> _Task directions_
Nothing in the data should change when you return it, but leave the pictures out.

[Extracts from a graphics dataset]
# # # #

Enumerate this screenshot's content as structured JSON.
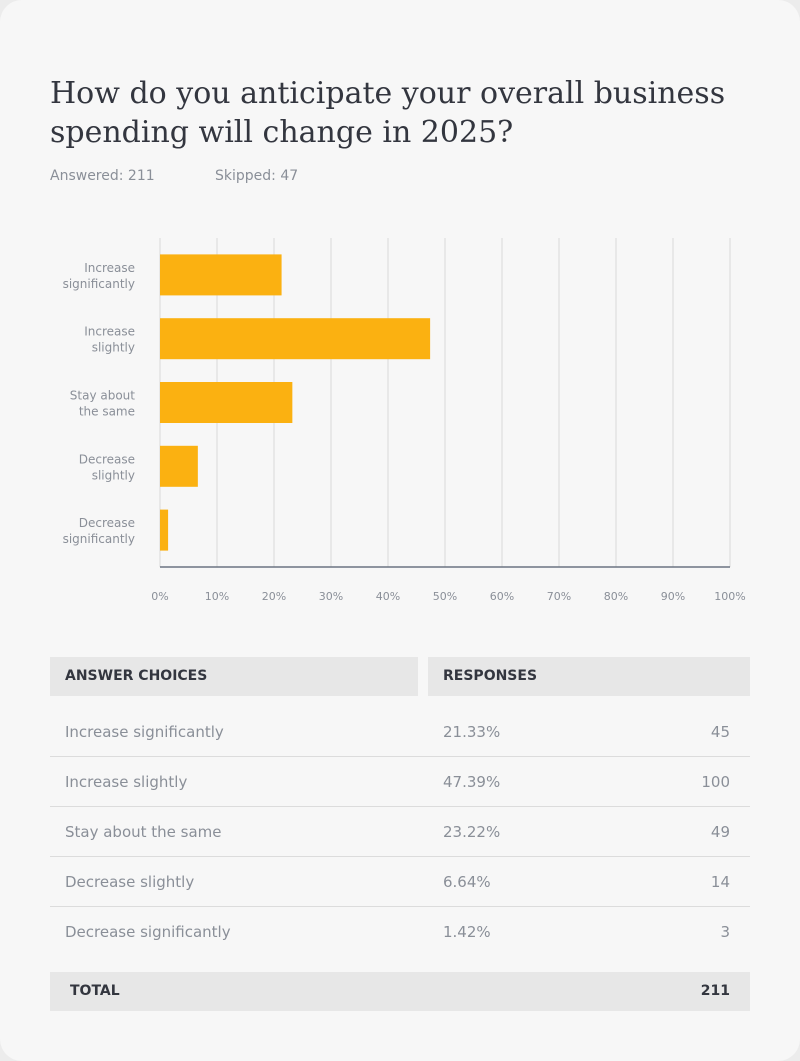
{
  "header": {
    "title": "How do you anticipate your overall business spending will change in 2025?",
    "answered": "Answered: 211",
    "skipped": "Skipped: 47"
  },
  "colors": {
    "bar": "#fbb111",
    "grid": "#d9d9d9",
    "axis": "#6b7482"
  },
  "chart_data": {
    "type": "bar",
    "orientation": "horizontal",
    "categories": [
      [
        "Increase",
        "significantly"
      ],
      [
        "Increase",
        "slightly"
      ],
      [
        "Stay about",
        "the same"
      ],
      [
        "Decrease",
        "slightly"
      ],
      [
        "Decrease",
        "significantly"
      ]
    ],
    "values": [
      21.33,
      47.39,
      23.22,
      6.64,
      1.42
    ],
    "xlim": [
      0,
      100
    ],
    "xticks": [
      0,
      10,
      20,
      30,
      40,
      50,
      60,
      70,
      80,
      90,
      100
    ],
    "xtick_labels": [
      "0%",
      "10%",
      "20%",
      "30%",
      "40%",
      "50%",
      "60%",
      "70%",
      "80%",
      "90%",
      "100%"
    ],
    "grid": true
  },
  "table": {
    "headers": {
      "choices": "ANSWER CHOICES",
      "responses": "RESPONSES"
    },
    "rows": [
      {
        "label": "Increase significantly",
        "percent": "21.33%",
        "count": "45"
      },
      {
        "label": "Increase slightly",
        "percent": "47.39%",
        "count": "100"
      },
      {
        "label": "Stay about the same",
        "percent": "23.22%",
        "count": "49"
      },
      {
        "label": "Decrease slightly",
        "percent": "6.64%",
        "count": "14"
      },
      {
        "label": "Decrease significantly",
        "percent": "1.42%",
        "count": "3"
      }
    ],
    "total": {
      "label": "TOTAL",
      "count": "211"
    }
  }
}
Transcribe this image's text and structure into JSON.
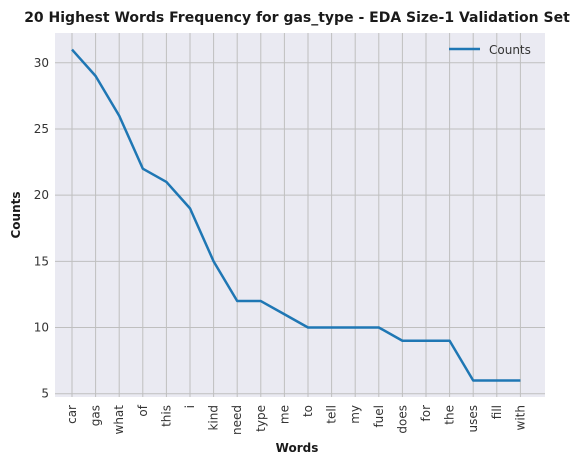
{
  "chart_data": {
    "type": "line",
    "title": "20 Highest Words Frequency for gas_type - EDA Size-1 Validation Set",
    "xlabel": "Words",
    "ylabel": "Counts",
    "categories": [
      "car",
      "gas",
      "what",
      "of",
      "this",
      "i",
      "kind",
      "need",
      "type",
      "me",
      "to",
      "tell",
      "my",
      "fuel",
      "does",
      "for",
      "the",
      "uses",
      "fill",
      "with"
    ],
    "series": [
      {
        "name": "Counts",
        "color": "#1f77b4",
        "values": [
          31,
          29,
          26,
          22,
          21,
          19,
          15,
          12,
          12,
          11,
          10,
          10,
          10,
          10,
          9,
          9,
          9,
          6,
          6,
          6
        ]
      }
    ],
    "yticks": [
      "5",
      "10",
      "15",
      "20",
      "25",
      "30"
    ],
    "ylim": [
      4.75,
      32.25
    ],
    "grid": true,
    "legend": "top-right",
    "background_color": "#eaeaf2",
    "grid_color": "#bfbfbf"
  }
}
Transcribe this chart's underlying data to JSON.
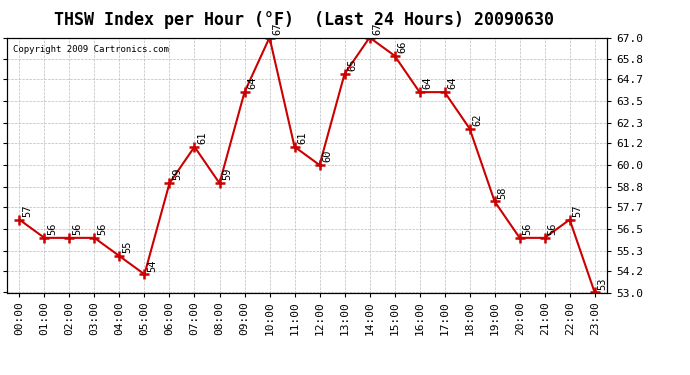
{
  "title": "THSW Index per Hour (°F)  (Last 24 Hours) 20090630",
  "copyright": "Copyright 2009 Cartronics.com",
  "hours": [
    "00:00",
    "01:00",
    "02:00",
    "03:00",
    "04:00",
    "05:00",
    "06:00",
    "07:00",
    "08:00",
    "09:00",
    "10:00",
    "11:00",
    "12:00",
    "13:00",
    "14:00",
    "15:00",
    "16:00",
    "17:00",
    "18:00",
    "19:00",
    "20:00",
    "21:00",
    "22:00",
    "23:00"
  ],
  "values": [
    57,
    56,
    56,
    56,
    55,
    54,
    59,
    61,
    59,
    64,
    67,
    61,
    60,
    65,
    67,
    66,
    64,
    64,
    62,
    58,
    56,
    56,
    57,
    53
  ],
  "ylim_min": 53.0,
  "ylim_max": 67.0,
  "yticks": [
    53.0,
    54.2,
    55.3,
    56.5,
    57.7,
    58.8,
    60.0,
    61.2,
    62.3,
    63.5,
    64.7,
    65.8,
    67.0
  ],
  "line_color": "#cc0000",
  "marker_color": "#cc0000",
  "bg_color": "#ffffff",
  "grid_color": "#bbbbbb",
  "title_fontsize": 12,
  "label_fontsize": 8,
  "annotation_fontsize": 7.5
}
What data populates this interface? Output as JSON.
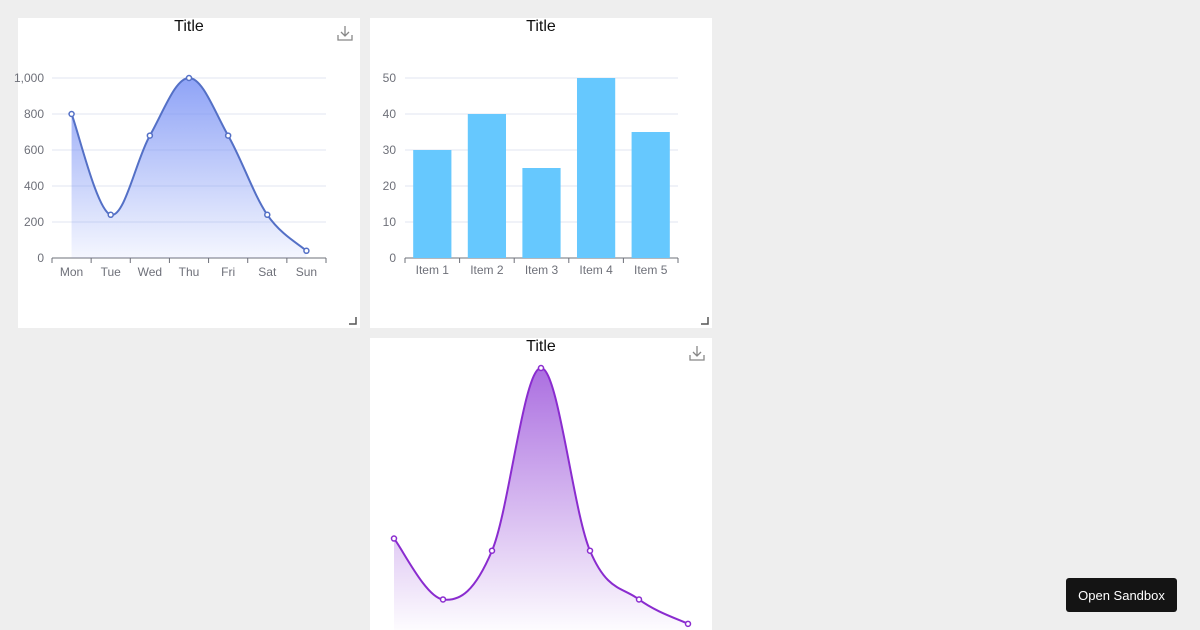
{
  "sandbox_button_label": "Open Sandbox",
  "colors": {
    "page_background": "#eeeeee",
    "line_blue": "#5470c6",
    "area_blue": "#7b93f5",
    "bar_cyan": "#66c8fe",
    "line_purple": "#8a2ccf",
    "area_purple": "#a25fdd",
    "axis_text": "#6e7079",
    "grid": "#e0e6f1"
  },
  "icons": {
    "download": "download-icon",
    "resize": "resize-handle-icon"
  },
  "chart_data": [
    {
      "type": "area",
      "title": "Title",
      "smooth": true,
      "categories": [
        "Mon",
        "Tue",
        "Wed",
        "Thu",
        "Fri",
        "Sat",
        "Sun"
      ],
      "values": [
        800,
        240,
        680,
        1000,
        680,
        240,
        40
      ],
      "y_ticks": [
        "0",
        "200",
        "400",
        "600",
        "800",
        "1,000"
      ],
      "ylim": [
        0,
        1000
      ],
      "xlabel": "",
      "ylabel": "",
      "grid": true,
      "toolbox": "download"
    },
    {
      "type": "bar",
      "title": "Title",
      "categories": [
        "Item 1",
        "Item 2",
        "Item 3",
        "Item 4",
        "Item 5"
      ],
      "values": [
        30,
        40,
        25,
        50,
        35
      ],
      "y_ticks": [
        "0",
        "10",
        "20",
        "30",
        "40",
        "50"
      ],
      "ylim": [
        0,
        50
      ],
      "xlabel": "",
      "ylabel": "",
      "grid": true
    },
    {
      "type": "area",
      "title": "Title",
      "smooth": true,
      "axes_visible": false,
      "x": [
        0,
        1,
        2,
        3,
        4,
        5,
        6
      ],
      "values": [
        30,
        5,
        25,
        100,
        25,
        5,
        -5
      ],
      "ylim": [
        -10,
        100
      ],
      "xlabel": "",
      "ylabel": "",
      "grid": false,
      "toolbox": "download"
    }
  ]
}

# # # #

> _Response to this task_
Enumerate this screenshot's content as structured JSON.
{
  "header": {
    "title": "How do you anticipate your overall business spending will change in 2025?",
    "answered": "Answered: 211",
    "skipped": "Skipped: 47"
  },
  "colors": {
    "bar": "#fbb111",
    "grid": "#d9d9d9",
    "axis": "#6b7482"
  },
  "chart_data": {
    "type": "bar",
    "orientation": "horizontal",
    "categories": [
      [
        "Increase",
        "significantly"
      ],
      [
        "Increase",
        "slightly"
      ],
      [
        "Stay about",
        "the same"
      ],
      [
        "Decrease",
        "slightly"
      ],
      [
        "Decrease",
        "significantly"
      ]
    ],
    "values": [
      21.33,
      47.39,
      23.22,
      6.64,
      1.42
    ],
    "xlim": [
      0,
      100
    ],
    "xticks": [
      0,
      10,
      20,
      30,
      40,
      50,
      60,
      70,
      80,
      90,
      100
    ],
    "xtick_labels": [
      "0%",
      "10%",
      "20%",
      "30%",
      "40%",
      "50%",
      "60%",
      "70%",
      "80%",
      "90%",
      "100%"
    ],
    "grid": true
  },
  "table": {
    "headers": {
      "choices": "ANSWER CHOICES",
      "responses": "RESPONSES"
    },
    "rows": [
      {
        "label": "Increase significantly",
        "percent": "21.33%",
        "count": "45"
      },
      {
        "label": "Increase slightly",
        "percent": "47.39%",
        "count": "100"
      },
      {
        "label": "Stay about the same",
        "percent": "23.22%",
        "count": "49"
      },
      {
        "label": "Decrease slightly",
        "percent": "6.64%",
        "count": "14"
      },
      {
        "label": "Decrease significantly",
        "percent": "1.42%",
        "count": "3"
      }
    ],
    "total": {
      "label": "TOTAL",
      "count": "211"
    }
  }
}
Transcribe this image's text and structure into JSON.
{
  "chart_data": {
    "type": "line",
    "title": "20 Highest Words Frequency for gas_type - EDA Size-1 Validation Set",
    "xlabel": "Words",
    "ylabel": "Counts",
    "categories": [
      "car",
      "gas",
      "what",
      "of",
      "this",
      "i",
      "kind",
      "need",
      "type",
      "me",
      "to",
      "tell",
      "my",
      "fuel",
      "does",
      "for",
      "the",
      "uses",
      "fill",
      "with"
    ],
    "series": [
      {
        "name": "Counts",
        "color": "#1f77b4",
        "values": [
          31,
          29,
          26,
          22,
          21,
          19,
          15,
          12,
          12,
          11,
          10,
          10,
          10,
          10,
          9,
          9,
          9,
          6,
          6,
          6
        ]
      }
    ],
    "yticks": [
      "5",
      "10",
      "15",
      "20",
      "25",
      "30"
    ],
    "ylim": [
      4.75,
      32.25
    ],
    "grid": true,
    "legend": "top-right",
    "background_color": "#eaeaf2",
    "grid_color": "#bfbfbf"
  }
}
Transcribe this chart's underlying data to JSON.
{
  "title": "THSW Index per Hour (°F)  (Last 24 Hours) 20090630",
  "copyright": "Copyright 2009 Cartronics.com",
  "hours": [
    "00:00",
    "01:00",
    "02:00",
    "03:00",
    "04:00",
    "05:00",
    "06:00",
    "07:00",
    "08:00",
    "09:00",
    "10:00",
    "11:00",
    "12:00",
    "13:00",
    "14:00",
    "15:00",
    "16:00",
    "17:00",
    "18:00",
    "19:00",
    "20:00",
    "21:00",
    "22:00",
    "23:00"
  ],
  "values": [
    57,
    56,
    56,
    56,
    55,
    54,
    59,
    61,
    59,
    64,
    67,
    61,
    60,
    65,
    67,
    66,
    64,
    64,
    62,
    58,
    56,
    56,
    57,
    53
  ],
  "ylim_min": 53.0,
  "ylim_max": 67.0,
  "yticks": [
    53.0,
    54.2,
    55.3,
    56.5,
    57.7,
    58.8,
    60.0,
    61.2,
    62.3,
    63.5,
    64.7,
    65.8,
    67.0
  ],
  "line_color": "#cc0000",
  "marker_color": "#cc0000",
  "bg_color": "#ffffff",
  "grid_color": "#bbbbbb",
  "title_fontsize": 12,
  "label_fontsize": 8,
  "annotation_fontsize": 7.5
}
What data populates this interface? Output as JSON.
{
  "sandbox_button_label": "Open Sandbox",
  "colors": {
    "page_background": "#eeeeee",
    "line_blue": "#5470c6",
    "area_blue": "#7b93f5",
    "bar_cyan": "#66c8fe",
    "line_purple": "#8a2ccf",
    "area_purple": "#a25fdd",
    "axis_text": "#6e7079",
    "grid": "#e0e6f1"
  },
  "icons": {
    "download": "download-icon",
    "resize": "resize-handle-icon"
  },
  "chart_data": [
    {
      "type": "area",
      "title": "Title",
      "smooth": true,
      "categories": [
        "Mon",
        "Tue",
        "Wed",
        "Thu",
        "Fri",
        "Sat",
        "Sun"
      ],
      "values": [
        800,
        240,
        680,
        1000,
        680,
        240,
        40
      ],
      "y_ticks": [
        "0",
        "200",
        "400",
        "600",
        "800",
        "1,000"
      ],
      "ylim": [
        0,
        1000
      ],
      "xlabel": "",
      "ylabel": "",
      "grid": true,
      "toolbox": "download"
    },
    {
      "type": "bar",
      "title": "Title",
      "categories": [
        "Item 1",
        "Item 2",
        "Item 3",
        "Item 4",
        "Item 5"
      ],
      "values": [
        30,
        40,
        25,
        50,
        35
      ],
      "y_ticks": [
        "0",
        "10",
        "20",
        "30",
        "40",
        "50"
      ],
      "ylim": [
        0,
        50
      ],
      "xlabel": "",
      "ylabel": "",
      "grid": true
    },
    {
      "type": "area",
      "title": "Title",
      "smooth": true,
      "axes_visible": false,
      "x": [
        0,
        1,
        2,
        3,
        4,
        5,
        6
      ],
      "values": [
        30,
        5,
        25,
        100,
        25,
        5,
        -5
      ],
      "ylim": [
        -10,
        100
      ],
      "xlabel": "",
      "ylabel": "",
      "grid": false,
      "toolbox": "download"
    }
  ]
}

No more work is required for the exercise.